Copy out all lines in the data below containing the string "denkliği".
─── EXTRACTED INFORMATION
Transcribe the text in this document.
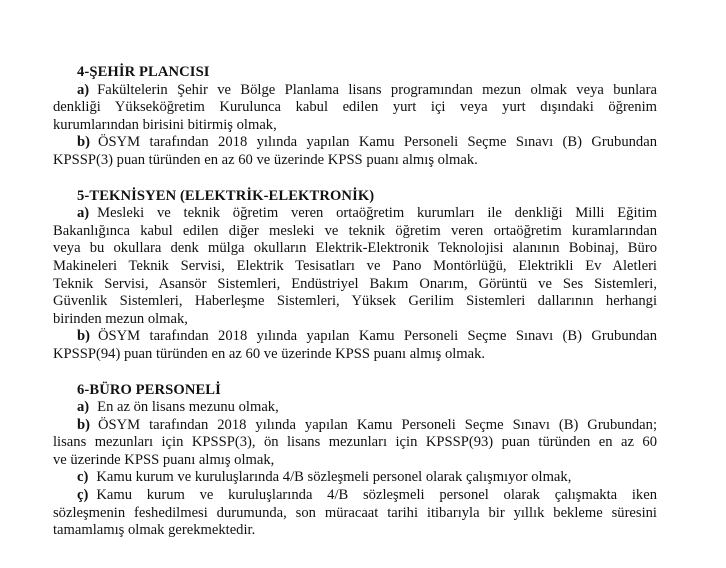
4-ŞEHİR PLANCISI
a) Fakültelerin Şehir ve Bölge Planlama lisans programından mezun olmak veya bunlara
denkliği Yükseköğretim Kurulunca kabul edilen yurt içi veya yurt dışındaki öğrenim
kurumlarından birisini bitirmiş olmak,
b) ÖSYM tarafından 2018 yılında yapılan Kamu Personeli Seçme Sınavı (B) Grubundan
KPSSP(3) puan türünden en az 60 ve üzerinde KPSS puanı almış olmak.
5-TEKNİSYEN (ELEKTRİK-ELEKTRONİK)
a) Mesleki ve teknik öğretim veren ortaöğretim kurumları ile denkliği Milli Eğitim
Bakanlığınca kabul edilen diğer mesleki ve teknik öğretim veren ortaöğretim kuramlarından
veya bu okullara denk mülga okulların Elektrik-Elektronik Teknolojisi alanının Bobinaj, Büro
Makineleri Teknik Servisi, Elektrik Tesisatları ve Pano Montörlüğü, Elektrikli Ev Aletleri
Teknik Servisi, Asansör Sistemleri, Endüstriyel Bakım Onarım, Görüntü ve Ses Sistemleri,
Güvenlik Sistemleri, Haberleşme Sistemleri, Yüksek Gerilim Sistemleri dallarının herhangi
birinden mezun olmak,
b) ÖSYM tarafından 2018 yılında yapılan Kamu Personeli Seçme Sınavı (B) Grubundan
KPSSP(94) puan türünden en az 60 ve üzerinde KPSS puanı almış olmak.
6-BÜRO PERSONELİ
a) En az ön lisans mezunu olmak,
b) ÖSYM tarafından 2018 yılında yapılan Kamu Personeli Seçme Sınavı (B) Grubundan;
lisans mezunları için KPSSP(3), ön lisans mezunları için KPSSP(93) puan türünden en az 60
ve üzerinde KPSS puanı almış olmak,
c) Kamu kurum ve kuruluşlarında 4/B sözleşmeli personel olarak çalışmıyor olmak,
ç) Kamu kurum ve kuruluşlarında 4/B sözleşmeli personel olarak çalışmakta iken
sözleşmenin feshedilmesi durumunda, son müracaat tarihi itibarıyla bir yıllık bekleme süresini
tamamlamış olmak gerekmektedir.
──────
─── EXTRACTED INFORMATION
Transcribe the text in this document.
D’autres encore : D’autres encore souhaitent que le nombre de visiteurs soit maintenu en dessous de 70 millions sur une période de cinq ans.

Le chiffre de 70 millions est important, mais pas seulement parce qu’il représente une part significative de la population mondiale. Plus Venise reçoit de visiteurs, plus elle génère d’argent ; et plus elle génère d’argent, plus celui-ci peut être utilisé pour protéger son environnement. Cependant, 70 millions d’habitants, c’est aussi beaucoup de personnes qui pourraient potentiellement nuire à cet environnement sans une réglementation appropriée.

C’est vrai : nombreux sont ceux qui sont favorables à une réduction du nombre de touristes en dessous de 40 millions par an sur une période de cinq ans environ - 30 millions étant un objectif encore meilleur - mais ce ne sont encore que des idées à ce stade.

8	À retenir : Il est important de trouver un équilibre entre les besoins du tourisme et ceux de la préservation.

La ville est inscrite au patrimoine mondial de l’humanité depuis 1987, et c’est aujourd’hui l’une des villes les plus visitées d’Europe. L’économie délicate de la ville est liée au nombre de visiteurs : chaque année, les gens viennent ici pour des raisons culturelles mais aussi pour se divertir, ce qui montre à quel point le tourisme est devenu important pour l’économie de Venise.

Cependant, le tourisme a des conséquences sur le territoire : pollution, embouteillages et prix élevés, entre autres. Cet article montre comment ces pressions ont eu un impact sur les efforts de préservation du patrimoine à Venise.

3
──────
RESULT OF THIS EXERCISE.
denkliği Yükseköğretim Kurulunca kabul edilen yurt içi veya yurt dışındaki öğrenim
a) Mesleki ve teknik öğretim veren ortaöğretim kurumları ile denkliği Milli Eğitim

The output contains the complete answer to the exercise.